Input rows
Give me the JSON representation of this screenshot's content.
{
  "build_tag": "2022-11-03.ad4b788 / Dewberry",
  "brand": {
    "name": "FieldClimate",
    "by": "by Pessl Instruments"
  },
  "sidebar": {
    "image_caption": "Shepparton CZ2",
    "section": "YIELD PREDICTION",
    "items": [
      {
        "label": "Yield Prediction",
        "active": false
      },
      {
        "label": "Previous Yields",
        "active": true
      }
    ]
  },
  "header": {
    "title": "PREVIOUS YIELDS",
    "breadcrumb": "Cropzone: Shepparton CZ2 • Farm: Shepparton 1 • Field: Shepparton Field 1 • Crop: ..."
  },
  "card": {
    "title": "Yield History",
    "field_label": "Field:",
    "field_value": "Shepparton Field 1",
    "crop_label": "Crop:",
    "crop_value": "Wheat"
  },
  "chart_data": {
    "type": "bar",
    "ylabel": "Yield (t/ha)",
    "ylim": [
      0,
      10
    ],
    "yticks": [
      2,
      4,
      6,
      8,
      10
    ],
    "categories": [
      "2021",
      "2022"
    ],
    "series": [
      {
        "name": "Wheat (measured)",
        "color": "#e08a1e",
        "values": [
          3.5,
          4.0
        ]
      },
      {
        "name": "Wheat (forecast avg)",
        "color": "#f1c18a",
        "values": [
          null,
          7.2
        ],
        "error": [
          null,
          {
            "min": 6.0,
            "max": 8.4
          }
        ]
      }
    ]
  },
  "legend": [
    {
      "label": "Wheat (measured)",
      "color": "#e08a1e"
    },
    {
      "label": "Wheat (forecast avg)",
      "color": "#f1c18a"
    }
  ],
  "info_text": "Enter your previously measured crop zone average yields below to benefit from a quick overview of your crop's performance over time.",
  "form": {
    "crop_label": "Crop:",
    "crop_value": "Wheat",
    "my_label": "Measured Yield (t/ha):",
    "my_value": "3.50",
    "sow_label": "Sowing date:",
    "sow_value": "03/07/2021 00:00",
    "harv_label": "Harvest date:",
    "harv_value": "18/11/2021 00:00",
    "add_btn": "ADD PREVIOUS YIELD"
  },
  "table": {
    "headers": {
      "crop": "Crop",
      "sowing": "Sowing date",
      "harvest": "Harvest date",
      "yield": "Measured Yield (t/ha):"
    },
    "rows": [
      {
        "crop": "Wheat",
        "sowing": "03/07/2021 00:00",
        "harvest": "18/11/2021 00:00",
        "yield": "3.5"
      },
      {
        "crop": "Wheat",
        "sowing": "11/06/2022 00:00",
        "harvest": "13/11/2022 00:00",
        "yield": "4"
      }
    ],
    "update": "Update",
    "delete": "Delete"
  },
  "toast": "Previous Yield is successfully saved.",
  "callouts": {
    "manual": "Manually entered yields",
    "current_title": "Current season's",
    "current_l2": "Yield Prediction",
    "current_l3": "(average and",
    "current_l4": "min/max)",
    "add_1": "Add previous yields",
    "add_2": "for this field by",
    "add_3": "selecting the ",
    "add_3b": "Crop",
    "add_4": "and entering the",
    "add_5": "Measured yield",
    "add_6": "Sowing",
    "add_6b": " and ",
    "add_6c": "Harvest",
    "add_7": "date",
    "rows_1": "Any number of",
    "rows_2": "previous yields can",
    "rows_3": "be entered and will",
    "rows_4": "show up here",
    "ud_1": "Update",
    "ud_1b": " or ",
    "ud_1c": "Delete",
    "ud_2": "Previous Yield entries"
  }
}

Exercise details
Write the data from above out again, exactly.

Result of this exercise
Give me the JSON representation of this screenshot's content.
{
  "build_tag": "2022-11-03.ad4b788 / Dewberry",
  "brand": {
    "name": "FieldClimate",
    "by": "by Pessl Instruments"
  },
  "sidebar": {
    "image_caption": "Shepparton CZ2",
    "section": "YIELD PREDICTION",
    "items": [
      {
        "label": "Yield Prediction",
        "active": false
      },
      {
        "label": "Previous Yields",
        "active": true
      }
    ]
  },
  "header": {
    "title": "PREVIOUS YIELDS",
    "breadcrumb": "Cropzone: Shepparton CZ2 • Farm: Shepparton 1 • Field: Shepparton Field 1 • Crop: ..."
  },
  "card": {
    "title": "Yield History",
    "field_label": "Field:",
    "field_value": "Shepparton Field 1",
    "crop_label": "Crop:",
    "crop_value": "Wheat"
  },
  "chart_data": {
    "type": "bar",
    "ylabel": "Yield (t/ha)",
    "ylim": [
      0,
      10
    ],
    "yticks": [
      2,
      4,
      6,
      8,
      10
    ],
    "categories": [
      "2021",
      "2022"
    ],
    "series": [
      {
        "name": "Wheat (measured)",
        "color": "#e08a1e",
        "values": [
          3.5,
          4.0
        ]
      },
      {
        "name": "Wheat (forecast avg)",
        "color": "#f1c18a",
        "values": [
          null,
          7.2
        ],
        "error": [
          null,
          {
            "min": 6.0,
            "max": 8.4
          }
        ]
      }
    ]
  },
  "legend": [
    {
      "label": "Wheat (measured)",
      "color": "#e08a1e"
    },
    {
      "label": "Wheat (forecast avg)",
      "color": "#f1c18a"
    }
  ],
  "info_text": "Enter your previously measured crop zone average yields below to benefit from a quick overview of your crop's performance over time.",
  "form": {
    "crop_label": "Crop:",
    "crop_value": "Wheat",
    "my_label": "Measured Yield (t/ha):",
    "my_value": "3.50",
    "sow_label": "Sowing date:",
    "sow_value": "03/07/2021 00:00",
    "harv_label": "Harvest date:",
    "harv_value": "18/11/2021 00:00",
    "add_btn": "ADD PREVIOUS YIELD"
  },
  "table": {
    "headers": {
      "crop": "Crop",
      "sowing": "Sowing date",
      "harvest": "Harvest date",
      "yield": "Measured Yield (t/ha):"
    },
    "rows": [
      {
        "crop": "Wheat",
        "sowing": "03/07/2021 00:00",
        "harvest": "18/11/2021 00:00",
        "yield": "3.5"
      },
      {
        "crop": "Wheat",
        "sowing": "11/06/2022 00:00",
        "harvest": "13/11/2022 00:00",
        "yield": "4"
      }
    ],
    "update": "Update",
    "delete": "Delete"
  },
  "toast": "Previous Yield is successfully saved.",
  "callouts": {
    "manual": "Manually entered yields",
    "current_title": "Current season's",
    "current_l2": "Yield Prediction",
    "current_l3": "(average and",
    "current_l4": "min/max)",
    "add_1": "Add previous yields",
    "add_2": "for this field by",
    "add_3": "selecting the ",
    "add_3b": "Crop",
    "add_4": "and entering the",
    "add_5": "Measured yield",
    "add_6": "Sowing",
    "add_6b": " and ",
    "add_6c": "Harvest",
    "add_7": "date",
    "rows_1": "Any number of",
    "rows_2": "previous yields can",
    "rows_3": "be entered and will",
    "rows_4": "show up here",
    "ud_1": "Update",
    "ud_1b": " or ",
    "ud_1c": "Delete",
    "ud_2": "Previous Yield entries"
  }
}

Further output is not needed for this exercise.